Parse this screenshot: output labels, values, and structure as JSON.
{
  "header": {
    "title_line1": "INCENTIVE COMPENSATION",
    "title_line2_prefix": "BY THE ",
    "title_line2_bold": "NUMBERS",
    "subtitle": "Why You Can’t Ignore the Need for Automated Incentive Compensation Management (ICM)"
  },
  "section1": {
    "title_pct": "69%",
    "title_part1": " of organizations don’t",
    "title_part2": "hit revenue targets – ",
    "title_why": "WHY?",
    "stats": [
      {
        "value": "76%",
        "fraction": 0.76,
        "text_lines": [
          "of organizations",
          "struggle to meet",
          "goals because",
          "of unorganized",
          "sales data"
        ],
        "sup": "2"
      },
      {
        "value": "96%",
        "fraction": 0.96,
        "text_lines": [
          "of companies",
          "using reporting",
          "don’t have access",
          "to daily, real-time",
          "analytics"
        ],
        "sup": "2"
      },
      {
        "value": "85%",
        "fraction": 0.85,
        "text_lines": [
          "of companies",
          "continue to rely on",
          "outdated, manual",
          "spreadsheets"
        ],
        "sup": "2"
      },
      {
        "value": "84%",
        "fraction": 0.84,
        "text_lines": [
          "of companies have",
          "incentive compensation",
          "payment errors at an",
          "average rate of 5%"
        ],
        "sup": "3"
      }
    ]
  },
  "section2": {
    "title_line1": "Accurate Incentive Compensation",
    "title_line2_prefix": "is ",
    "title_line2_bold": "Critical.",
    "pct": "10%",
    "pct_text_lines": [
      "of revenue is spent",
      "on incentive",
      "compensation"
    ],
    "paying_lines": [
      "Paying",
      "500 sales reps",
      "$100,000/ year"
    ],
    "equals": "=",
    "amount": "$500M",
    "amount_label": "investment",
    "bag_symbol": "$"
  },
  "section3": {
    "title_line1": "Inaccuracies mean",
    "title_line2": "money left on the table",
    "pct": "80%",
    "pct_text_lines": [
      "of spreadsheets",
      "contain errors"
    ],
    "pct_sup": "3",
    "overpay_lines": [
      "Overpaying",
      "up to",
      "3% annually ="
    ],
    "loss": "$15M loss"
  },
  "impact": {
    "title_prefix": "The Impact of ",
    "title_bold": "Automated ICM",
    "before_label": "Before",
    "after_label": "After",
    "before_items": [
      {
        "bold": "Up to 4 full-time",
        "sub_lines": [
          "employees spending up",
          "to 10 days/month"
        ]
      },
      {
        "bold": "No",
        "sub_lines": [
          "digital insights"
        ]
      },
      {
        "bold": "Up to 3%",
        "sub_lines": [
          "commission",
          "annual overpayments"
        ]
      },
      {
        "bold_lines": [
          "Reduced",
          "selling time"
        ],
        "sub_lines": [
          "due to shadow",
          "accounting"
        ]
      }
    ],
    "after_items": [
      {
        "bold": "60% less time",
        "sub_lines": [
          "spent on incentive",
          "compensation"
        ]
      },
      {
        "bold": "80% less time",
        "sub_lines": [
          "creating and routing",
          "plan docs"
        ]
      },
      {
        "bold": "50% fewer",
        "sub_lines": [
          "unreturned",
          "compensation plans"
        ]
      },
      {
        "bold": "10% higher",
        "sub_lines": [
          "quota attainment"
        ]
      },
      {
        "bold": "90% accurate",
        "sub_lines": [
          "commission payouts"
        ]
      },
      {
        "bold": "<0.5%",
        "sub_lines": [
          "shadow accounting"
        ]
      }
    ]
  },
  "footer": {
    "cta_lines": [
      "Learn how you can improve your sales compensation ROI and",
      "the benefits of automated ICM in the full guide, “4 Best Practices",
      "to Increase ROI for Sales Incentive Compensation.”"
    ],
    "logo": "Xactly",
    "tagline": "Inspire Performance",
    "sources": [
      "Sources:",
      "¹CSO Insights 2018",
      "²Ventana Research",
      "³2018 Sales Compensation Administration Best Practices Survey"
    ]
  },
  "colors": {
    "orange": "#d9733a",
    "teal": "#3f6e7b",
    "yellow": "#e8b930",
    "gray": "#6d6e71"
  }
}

### Problem description
Give back the whole listing exactly as it reads.

### The answer
Parse this screenshot: output labels, values, and structure as JSON.
{
  "header": {
    "title_line1": "INCENTIVE COMPENSATION",
    "title_line2_prefix": "BY THE ",
    "title_line2_bold": "NUMBERS",
    "subtitle": "Why You Can’t Ignore the Need for Automated Incentive Compensation Management (ICM)"
  },
  "section1": {
    "title_pct": "69%",
    "title_part1": " of organizations don’t",
    "title_part2": "hit revenue targets – ",
    "title_why": "WHY?",
    "stats": [
      {
        "value": "76%",
        "fraction": 0.76,
        "text_lines": [
          "of organizations",
          "struggle to meet",
          "goals because",
          "of unorganized",
          "sales data"
        ],
        "sup": "2"
      },
      {
        "value": "96%",
        "fraction": 0.96,
        "text_lines": [
          "of companies",
          "using reporting",
          "don’t have access",
          "to daily, real-time",
          "analytics"
        ],
        "sup": "2"
      },
      {
        "value": "85%",
        "fraction": 0.85,
        "text_lines": [
          "of companies",
          "continue to rely on",
          "outdated, manual",
          "spreadsheets"
        ],
        "sup": "2"
      },
      {
        "value": "84%",
        "fraction": 0.84,
        "text_lines": [
          "of companies have",
          "incentive compensation",
          "payment errors at an",
          "average rate of 5%"
        ],
        "sup": "3"
      }
    ]
  },
  "section2": {
    "title_line1": "Accurate Incentive Compensation",
    "title_line2_prefix": "is ",
    "title_line2_bold": "Critical.",
    "pct": "10%",
    "pct_text_lines": [
      "of revenue is spent",
      "on incentive",
      "compensation"
    ],
    "paying_lines": [
      "Paying",
      "500 sales reps",
      "$100,000/ year"
    ],
    "equals": "=",
    "amount": "$500M",
    "amount_label": "investment",
    "bag_symbol": "$"
  },
  "section3": {
    "title_line1": "Inaccuracies mean",
    "title_line2": "money left on the table",
    "pct": "80%",
    "pct_text_lines": [
      "of spreadsheets",
      "contain errors"
    ],
    "pct_sup": "3",
    "overpay_lines": [
      "Overpaying",
      "up to",
      "3% annually ="
    ],
    "loss": "$15M loss"
  },
  "impact": {
    "title_prefix": "The Impact of ",
    "title_bold": "Automated ICM",
    "before_label": "Before",
    "after_label": "After",
    "before_items": [
      {
        "bold": "Up to 4 full-time",
        "sub_lines": [
          "employees spending up",
          "to 10 days/month"
        ]
      },
      {
        "bold": "No",
        "sub_lines": [
          "digital insights"
        ]
      },
      {
        "bold": "Up to 3%",
        "sub_lines": [
          "commission",
          "annual overpayments"
        ]
      },
      {
        "bold_lines": [
          "Reduced",
          "selling time"
        ],
        "sub_lines": [
          "due to shadow",
          "accounting"
        ]
      }
    ],
    "after_items": [
      {
        "bold": "60% less time",
        "sub_lines": [
          "spent on incentive",
          "compensation"
        ]
      },
      {
        "bold": "80% less time",
        "sub_lines": [
          "creating and routing",
          "plan docs"
        ]
      },
      {
        "bold": "50% fewer",
        "sub_lines": [
          "unreturned",
          "compensation plans"
        ]
      },
      {
        "bold": "10% higher",
        "sub_lines": [
          "quota attainment"
        ]
      },
      {
        "bold": "90% accurate",
        "sub_lines": [
          "commission payouts"
        ]
      },
      {
        "bold": "<0.5%",
        "sub_lines": [
          "shadow accounting"
        ]
      }
    ]
  },
  "footer": {
    "cta_lines": [
      "Learn how you can improve your sales compensation ROI and",
      "the benefits of automated ICM in the full guide, “4 Best Practices",
      "to Increase ROI for Sales Incentive Compensation.”"
    ],
    "logo": "Xactly",
    "tagline": "Inspire Performance",
    "sources": [
      "Sources:",
      "¹CSO Insights 2018",
      "²Ventana Research",
      "³2018 Sales Compensation Administration Best Practices Survey"
    ]
  },
  "colors": {
    "orange": "#d9733a",
    "teal": "#3f6e7b",
    "yellow": "#e8b930",
    "gray": "#6d6e71"
  }
}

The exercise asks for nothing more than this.